#### [Record set]
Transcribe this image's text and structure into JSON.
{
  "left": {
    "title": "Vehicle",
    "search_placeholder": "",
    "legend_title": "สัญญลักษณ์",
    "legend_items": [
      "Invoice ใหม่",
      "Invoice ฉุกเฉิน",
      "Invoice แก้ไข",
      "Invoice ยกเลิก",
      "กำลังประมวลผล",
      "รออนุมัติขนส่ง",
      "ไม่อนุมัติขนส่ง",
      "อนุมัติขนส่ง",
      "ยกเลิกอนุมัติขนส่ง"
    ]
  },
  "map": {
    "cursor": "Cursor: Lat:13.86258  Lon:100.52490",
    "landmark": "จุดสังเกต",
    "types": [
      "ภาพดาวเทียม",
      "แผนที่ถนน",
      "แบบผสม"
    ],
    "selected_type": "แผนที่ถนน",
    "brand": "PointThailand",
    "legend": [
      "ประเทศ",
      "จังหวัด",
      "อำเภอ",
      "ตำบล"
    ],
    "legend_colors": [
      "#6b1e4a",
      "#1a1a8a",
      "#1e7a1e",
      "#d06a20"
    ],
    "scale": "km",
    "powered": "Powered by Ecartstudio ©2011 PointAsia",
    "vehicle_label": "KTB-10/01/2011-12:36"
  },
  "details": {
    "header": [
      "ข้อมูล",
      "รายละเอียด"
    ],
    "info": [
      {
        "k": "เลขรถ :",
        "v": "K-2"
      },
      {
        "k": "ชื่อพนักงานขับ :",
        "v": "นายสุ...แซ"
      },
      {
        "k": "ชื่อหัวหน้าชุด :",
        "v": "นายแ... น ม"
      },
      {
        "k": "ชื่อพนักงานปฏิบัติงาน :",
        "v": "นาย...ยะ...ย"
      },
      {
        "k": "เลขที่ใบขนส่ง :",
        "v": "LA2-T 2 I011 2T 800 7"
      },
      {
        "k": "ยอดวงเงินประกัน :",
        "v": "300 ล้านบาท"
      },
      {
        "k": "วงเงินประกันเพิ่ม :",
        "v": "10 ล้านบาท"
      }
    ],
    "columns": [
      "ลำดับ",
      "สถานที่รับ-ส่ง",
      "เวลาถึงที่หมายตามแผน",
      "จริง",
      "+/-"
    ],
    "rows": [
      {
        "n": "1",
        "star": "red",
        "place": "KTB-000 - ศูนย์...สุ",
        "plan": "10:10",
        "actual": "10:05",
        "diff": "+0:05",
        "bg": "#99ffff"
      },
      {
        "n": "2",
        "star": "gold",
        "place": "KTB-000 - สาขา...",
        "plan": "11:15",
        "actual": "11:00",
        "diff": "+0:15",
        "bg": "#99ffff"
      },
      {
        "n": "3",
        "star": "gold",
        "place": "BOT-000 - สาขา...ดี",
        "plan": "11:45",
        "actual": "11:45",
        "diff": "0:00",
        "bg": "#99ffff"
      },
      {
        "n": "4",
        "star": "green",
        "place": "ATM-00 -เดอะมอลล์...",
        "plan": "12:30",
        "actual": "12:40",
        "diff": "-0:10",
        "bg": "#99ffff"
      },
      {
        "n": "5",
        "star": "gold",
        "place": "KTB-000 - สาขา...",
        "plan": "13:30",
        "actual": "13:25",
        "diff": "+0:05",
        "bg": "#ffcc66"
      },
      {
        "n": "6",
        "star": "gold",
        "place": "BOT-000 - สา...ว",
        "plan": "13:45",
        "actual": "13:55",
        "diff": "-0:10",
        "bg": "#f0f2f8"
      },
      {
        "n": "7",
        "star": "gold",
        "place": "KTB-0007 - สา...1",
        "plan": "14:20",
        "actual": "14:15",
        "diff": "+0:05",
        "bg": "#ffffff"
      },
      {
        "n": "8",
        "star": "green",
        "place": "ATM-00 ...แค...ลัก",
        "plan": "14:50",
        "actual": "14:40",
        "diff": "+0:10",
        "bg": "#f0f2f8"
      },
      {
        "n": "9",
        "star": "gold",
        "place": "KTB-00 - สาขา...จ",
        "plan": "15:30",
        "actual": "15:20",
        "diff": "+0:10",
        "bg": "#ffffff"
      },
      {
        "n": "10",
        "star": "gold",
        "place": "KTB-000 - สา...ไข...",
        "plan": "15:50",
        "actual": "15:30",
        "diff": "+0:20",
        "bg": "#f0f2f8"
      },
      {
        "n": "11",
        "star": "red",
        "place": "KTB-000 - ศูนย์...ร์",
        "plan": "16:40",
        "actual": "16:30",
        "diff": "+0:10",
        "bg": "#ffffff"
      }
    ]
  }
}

#### [Given request]
Using the listing above, please repeat every entry exactly.

#### [Answer to this task]
Transcribe this image's text and structure into JSON.
{
  "left": {
    "title": "Vehicle",
    "search_placeholder": "",
    "legend_title": "สัญญลักษณ์",
    "legend_items": [
      "Invoice ใหม่",
      "Invoice ฉุกเฉิน",
      "Invoice แก้ไข",
      "Invoice ยกเลิก",
      "กำลังประมวลผล",
      "รออนุมัติขนส่ง",
      "ไม่อนุมัติขนส่ง",
      "อนุมัติขนส่ง",
      "ยกเลิกอนุมัติขนส่ง"
    ]
  },
  "map": {
    "cursor": "Cursor: Lat:13.86258  Lon:100.52490",
    "landmark": "จุดสังเกต",
    "types": [
      "ภาพดาวเทียม",
      "แผนที่ถนน",
      "แบบผสม"
    ],
    "selected_type": "แผนที่ถนน",
    "brand": "PointThailand",
    "legend": [
      "ประเทศ",
      "จังหวัด",
      "อำเภอ",
      "ตำบล"
    ],
    "legend_colors": [
      "#6b1e4a",
      "#1a1a8a",
      "#1e7a1e",
      "#d06a20"
    ],
    "scale": "km",
    "powered": "Powered by Ecartstudio ©2011 PointAsia",
    "vehicle_label": "KTB-10/01/2011-12:36"
  },
  "details": {
    "header": [
      "ข้อมูล",
      "รายละเอียด"
    ],
    "info": [
      {
        "k": "เลขรถ :",
        "v": "K-2"
      },
      {
        "k": "ชื่อพนักงานขับ :",
        "v": "นายสุ...แซ"
      },
      {
        "k": "ชื่อหัวหน้าชุด :",
        "v": "นายแ... น ม"
      },
      {
        "k": "ชื่อพนักงานปฏิบัติงาน :",
        "v": "นาย...ยะ...ย"
      },
      {
        "k": "เลขที่ใบขนส่ง :",
        "v": "LA2-T 2 I011 2T 800 7"
      },
      {
        "k": "ยอดวงเงินประกัน :",
        "v": "300 ล้านบาท"
      },
      {
        "k": "วงเงินประกันเพิ่ม :",
        "v": "10 ล้านบาท"
      }
    ],
    "columns": [
      "ลำดับ",
      "สถานที่รับ-ส่ง",
      "เวลาถึงที่หมายตามแผน",
      "จริง",
      "+/-"
    ],
    "rows": [
      {
        "n": "1",
        "star": "red",
        "place": "KTB-000 - ศูนย์...สุ",
        "plan": "10:10",
        "actual": "10:05",
        "diff": "+0:05",
        "bg": "#99ffff"
      },
      {
        "n": "2",
        "star": "gold",
        "place": "KTB-000 - สาขา...",
        "plan": "11:15",
        "actual": "11:00",
        "diff": "+0:15",
        "bg": "#99ffff"
      },
      {
        "n": "3",
        "star": "gold",
        "place": "BOT-000 - สาขา...ดี",
        "plan": "11:45",
        "actual": "11:45",
        "diff": "0:00",
        "bg": "#99ffff"
      },
      {
        "n": "4",
        "star": "green",
        "place": "ATM-00 -เดอะมอลล์...",
        "plan": "12:30",
        "actual": "12:40",
        "diff": "-0:10",
        "bg": "#99ffff"
      },
      {
        "n": "5",
        "star": "gold",
        "place": "KTB-000 - สาขา...",
        "plan": "13:30",
        "actual": "13:25",
        "diff": "+0:05",
        "bg": "#ffcc66"
      },
      {
        "n": "6",
        "star": "gold",
        "place": "BOT-000 - สา...ว",
        "plan": "13:45",
        "actual": "13:55",
        "diff": "-0:10",
        "bg": "#f0f2f8"
      },
      {
        "n": "7",
        "star": "gold",
        "place": "KTB-0007 - สา...1",
        "plan": "14:20",
        "actual": "14:15",
        "diff": "+0:05",
        "bg": "#ffffff"
      },
      {
        "n": "8",
        "star": "green",
        "place": "ATM-00 ...แค...ลัก",
        "plan": "14:50",
        "actual": "14:40",
        "diff": "+0:10",
        "bg": "#f0f2f8"
      },
      {
        "n": "9",
        "star": "gold",
        "place": "KTB-00 - สาขา...จ",
        "plan": "15:30",
        "actual": "15:20",
        "diff": "+0:10",
        "bg": "#ffffff"
      },
      {
        "n": "10",
        "star": "gold",
        "place": "KTB-000 - สา...ไข...",
        "plan": "15:50",
        "actual": "15:30",
        "diff": "+0:20",
        "bg": "#f0f2f8"
      },
      {
        "n": "11",
        "star": "red",
        "place": "KTB-000 - ศูนย์...ร์",
        "plan": "16:40",
        "actual": "16:30",
        "diff": "+0:10",
        "bg": "#ffffff"
      }
    ]
  }
}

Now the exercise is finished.